Rows from a figure dataset:

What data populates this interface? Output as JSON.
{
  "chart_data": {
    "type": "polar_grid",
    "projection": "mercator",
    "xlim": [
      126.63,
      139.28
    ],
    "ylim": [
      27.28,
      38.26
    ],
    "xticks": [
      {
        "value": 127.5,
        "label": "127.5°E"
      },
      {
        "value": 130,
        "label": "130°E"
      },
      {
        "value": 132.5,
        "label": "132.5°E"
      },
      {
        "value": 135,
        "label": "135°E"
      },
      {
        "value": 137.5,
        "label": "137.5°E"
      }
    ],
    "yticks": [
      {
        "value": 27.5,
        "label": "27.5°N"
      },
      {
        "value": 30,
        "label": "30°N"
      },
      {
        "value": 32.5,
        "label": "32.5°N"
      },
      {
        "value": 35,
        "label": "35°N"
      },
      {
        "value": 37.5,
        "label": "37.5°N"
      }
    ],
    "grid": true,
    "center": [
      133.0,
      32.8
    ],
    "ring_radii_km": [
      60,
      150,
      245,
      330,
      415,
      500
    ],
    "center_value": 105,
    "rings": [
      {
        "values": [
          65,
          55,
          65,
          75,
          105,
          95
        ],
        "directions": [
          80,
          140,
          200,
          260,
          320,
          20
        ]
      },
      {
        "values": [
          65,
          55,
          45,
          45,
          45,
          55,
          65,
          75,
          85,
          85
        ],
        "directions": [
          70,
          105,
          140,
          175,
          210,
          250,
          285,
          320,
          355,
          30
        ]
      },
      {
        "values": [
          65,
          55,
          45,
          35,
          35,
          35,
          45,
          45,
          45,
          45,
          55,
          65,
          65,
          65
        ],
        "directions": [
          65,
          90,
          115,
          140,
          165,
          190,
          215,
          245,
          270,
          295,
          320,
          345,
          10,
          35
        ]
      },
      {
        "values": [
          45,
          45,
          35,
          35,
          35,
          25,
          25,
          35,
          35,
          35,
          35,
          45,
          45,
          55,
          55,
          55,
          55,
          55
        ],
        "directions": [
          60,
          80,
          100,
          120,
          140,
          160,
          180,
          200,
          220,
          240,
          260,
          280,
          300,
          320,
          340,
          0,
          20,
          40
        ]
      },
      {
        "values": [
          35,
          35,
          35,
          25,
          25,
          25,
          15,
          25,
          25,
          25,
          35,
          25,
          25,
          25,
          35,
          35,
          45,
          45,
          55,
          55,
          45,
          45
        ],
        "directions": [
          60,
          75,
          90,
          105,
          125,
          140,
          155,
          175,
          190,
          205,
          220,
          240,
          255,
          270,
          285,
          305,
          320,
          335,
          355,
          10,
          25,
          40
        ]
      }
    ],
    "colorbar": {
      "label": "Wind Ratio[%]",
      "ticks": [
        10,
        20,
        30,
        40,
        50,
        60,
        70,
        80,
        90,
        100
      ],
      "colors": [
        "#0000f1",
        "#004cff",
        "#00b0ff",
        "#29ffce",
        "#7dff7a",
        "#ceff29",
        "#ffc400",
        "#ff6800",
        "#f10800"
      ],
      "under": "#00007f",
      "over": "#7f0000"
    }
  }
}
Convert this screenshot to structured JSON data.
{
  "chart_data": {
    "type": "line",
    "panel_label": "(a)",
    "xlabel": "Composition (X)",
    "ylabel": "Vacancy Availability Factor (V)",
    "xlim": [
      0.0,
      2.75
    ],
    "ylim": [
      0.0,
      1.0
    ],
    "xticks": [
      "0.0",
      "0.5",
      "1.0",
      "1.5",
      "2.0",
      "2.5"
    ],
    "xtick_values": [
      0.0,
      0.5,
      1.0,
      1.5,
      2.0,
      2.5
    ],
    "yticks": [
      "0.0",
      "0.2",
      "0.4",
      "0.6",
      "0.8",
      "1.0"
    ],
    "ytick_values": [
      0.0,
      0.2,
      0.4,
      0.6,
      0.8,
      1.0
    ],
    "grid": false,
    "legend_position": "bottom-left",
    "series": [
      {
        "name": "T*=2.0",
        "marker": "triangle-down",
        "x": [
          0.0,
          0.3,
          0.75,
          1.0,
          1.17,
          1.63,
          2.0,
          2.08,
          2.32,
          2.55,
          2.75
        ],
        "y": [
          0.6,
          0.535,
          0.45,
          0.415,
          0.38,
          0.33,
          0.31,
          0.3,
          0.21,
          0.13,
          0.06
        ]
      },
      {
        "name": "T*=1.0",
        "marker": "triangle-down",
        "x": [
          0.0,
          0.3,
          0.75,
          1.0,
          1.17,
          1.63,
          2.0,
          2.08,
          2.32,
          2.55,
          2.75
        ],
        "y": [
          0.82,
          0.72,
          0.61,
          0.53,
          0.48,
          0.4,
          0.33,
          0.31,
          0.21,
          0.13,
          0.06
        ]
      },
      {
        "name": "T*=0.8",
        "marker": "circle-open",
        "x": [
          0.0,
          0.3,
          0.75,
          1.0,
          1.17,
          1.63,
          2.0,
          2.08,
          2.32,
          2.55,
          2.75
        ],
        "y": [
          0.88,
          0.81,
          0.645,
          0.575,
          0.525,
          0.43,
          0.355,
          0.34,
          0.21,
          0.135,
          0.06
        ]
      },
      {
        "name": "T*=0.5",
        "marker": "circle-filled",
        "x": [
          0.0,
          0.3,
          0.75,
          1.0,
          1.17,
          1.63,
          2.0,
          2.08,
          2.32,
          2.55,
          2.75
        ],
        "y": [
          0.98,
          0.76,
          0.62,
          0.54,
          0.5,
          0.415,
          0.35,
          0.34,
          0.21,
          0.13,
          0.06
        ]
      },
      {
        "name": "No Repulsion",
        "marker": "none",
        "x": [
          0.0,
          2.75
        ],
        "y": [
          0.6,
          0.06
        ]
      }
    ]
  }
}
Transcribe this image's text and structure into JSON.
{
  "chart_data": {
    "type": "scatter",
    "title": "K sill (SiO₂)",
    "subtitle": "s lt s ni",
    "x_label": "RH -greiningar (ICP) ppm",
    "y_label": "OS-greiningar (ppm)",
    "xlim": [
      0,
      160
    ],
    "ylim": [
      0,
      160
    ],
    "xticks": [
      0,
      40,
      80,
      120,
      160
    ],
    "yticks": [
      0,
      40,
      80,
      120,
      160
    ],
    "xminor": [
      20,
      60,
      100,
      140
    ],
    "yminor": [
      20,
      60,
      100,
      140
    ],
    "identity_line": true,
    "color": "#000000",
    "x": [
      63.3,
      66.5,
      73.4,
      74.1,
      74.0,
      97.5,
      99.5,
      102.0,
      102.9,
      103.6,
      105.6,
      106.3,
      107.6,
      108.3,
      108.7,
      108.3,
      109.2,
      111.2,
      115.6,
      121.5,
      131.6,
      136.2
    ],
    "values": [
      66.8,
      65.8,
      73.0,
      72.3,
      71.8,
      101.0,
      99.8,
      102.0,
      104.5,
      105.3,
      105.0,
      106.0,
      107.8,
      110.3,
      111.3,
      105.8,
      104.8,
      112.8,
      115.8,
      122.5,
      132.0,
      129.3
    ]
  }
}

**Written instruction:**
Transcribe the material above word for word.

**The answer:**
What data populates this interface? Output as JSON.
{
  "chart_data": {
    "type": "polar_grid",
    "projection": "mercator",
    "xlim": [
      126.63,
      139.28
    ],
    "ylim": [
      27.28,
      38.26
    ],
    "xticks": [
      {
        "value": 127.5,
        "label": "127.5°E"
      },
      {
        "value": 130,
        "label": "130°E"
      },
      {
        "value": 132.5,
        "label": "132.5°E"
      },
      {
        "value": 135,
        "label": "135°E"
      },
      {
        "value": 137.5,
        "label": "137.5°E"
      }
    ],
    "yticks": [
      {
        "value": 27.5,
        "label": "27.5°N"
      },
      {
        "value": 30,
        "label": "30°N"
      },
      {
        "value": 32.5,
        "label": "32.5°N"
      },
      {
        "value": 35,
        "label": "35°N"
      },
      {
        "value": 37.5,
        "label": "37.5°N"
      }
    ],
    "grid": true,
    "center": [
      133.0,
      32.8
    ],
    "ring_radii_km": [
      60,
      150,
      245,
      330,
      415,
      500
    ],
    "center_value": 105,
    "rings": [
      {
        "values": [
          65,
          55,
          65,
          75,
          105,
          95
        ],
        "directions": [
          80,
          140,
          200,
          260,
          320,
          20
        ]
      },
      {
        "values": [
          65,
          55,
          45,
          45,
          45,
          55,
          65,
          75,
          85,
          85
        ],
        "directions": [
          70,
          105,
          140,
          175,
          210,
          250,
          285,
          320,
          355,
          30
        ]
      },
      {
        "values": [
          65,
          55,
          45,
          35,
          35,
          35,
          45,
          45,
          45,
          45,
          55,
          65,
          65,
          65
        ],
        "directions": [
          65,
          90,
          115,
          140,
          165,
          190,
          215,
          245,
          270,
          295,
          320,
          345,
          10,
          35
        ]
      },
      {
        "values": [
          45,
          45,
          35,
          35,
          35,
          25,
          25,
          35,
          35,
          35,
          35,
          45,
          45,
          55,
          55,
          55,
          55,
          55
        ],
        "directions": [
          60,
          80,
          100,
          120,
          140,
          160,
          180,
          200,
          220,
          240,
          260,
          280,
          300,
          320,
          340,
          0,
          20,
          40
        ]
      },
      {
        "values": [
          35,
          35,
          35,
          25,
          25,
          25,
          15,
          25,
          25,
          25,
          35,
          25,
          25,
          25,
          35,
          35,
          45,
          45,
          55,
          55,
          45,
          45
        ],
        "directions": [
          60,
          75,
          90,
          105,
          125,
          140,
          155,
          175,
          190,
          205,
          220,
          240,
          255,
          270,
          285,
          305,
          320,
          335,
          355,
          10,
          25,
          40
        ]
      }
    ],
    "colorbar": {
      "label": "Wind Ratio[%]",
      "ticks": [
        10,
        20,
        30,
        40,
        50,
        60,
        70,
        80,
        90,
        100
      ],
      "colors": [
        "#0000f1",
        "#004cff",
        "#00b0ff",
        "#29ffce",
        "#7dff7a",
        "#ceff29",
        "#ffc400",
        "#ff6800",
        "#f10800"
      ],
      "under": "#00007f",
      "over": "#7f0000"
    }
  }
}
Convert this screenshot to structured JSON data.
{
  "chart_data": {
    "type": "line",
    "panel_label": "(a)",
    "xlabel": "Composition (X)",
    "ylabel": "Vacancy Availability Factor (V)",
    "xlim": [
      0.0,
      2.75
    ],
    "ylim": [
      0.0,
      1.0
    ],
    "xticks": [
      "0.0",
      "0.5",
      "1.0",
      "1.5",
      "2.0",
      "2.5"
    ],
    "xtick_values": [
      0.0,
      0.5,
      1.0,
      1.5,
      2.0,
      2.5
    ],
    "yticks": [
      "0.0",
      "0.2",
      "0.4",
      "0.6",
      "0.8",
      "1.0"
    ],
    "ytick_values": [
      0.0,
      0.2,
      0.4,
      0.6,
      0.8,
      1.0
    ],
    "grid": false,
    "legend_position": "bottom-left",
    "series": [
      {
        "name": "T*=2.0",
        "marker": "triangle-down",
        "x": [
          0.0,
          0.3,
          0.75,
          1.0,
          1.17,
          1.63,
          2.0,
          2.08,
          2.32,
          2.55,
          2.75
        ],
        "y": [
          0.6,
          0.535,
          0.45,
          0.415,
          0.38,
          0.33,
          0.31,
          0.3,
          0.21,
          0.13,
          0.06
        ]
      },
      {
        "name": "T*=1.0",
        "marker": "triangle-down",
        "x": [
          0.0,
          0.3,
          0.75,
          1.0,
          1.17,
          1.63,
          2.0,
          2.08,
          2.32,
          2.55,
          2.75
        ],
        "y": [
          0.82,
          0.72,
          0.61,
          0.53,
          0.48,
          0.4,
          0.33,
          0.31,
          0.21,
          0.13,
          0.06
        ]
      },
      {
        "name": "T*=0.8",
        "marker": "circle-open",
        "x": [
          0.0,
          0.3,
          0.75,
          1.0,
          1.17,
          1.63,
          2.0,
          2.08,
          2.32,
          2.55,
          2.75
        ],
        "y": [
          0.88,
          0.81,
          0.645,
          0.575,
          0.525,
          0.43,
          0.355,
          0.34,
          0.21,
          0.135,
          0.06
        ]
      },
      {
        "name": "T*=0.5",
        "marker": "circle-filled",
        "x": [
          0.0,
          0.3,
          0.75,
          1.0,
          1.17,
          1.63,
          2.0,
          2.08,
          2.32,
          2.55,
          2.75
        ],
        "y": [
          0.98,
          0.76,
          0.62,
          0.54,
          0.5,
          0.415,
          0.35,
          0.34,
          0.21,
          0.13,
          0.06
        ]
      },
      {
        "name": "No Repulsion",
        "marker": "none",
        "x": [
          0.0,
          2.75
        ],
        "y": [
          0.6,
          0.06
        ]
      }
    ]
  }
}
Transcribe this image's text and structure into JSON.
{
  "chart_data": {
    "type": "scatter",
    "title": "K sill (SiO₂)",
    "subtitle": "s lt s ni",
    "x_label": "RH -greiningar (ICP) ppm",
    "y_label": "OS-greiningar (ppm)",
    "xlim": [
      0,
      160
    ],
    "ylim": [
      0,
      160
    ],
    "xticks": [
      0,
      40,
      80,
      120,
      160
    ],
    "yticks": [
      0,
      40,
      80,
      120,
      160
    ],
    "xminor": [
      20,
      60,
      100,
      140
    ],
    "yminor": [
      20,
      60,
      100,
      140
    ],
    "identity_line": true,
    "color": "#000000",
    "x": [
      63.3,
      66.5,
      73.4,
      74.1,
      74.0,
      97.5,
      99.5,
      102.0,
      102.9,
      103.6,
      105.6,
      106.3,
      107.6,
      108.3,
      108.7,
      108.3,
      109.2,
      111.2,
      115.6,
      121.5,
      131.6,
      136.2
    ],
    "values": [
      66.8,
      65.8,
      73.0,
      72.3,
      71.8,
      101.0,
      99.8,
      102.0,
      104.5,
      105.3,
      105.0,
      106.0,
      107.8,
      110.3,
      111.3,
      105.8,
      104.8,
      112.8,
      115.8,
      122.5,
      132.0,
      129.3
    ]
  }
}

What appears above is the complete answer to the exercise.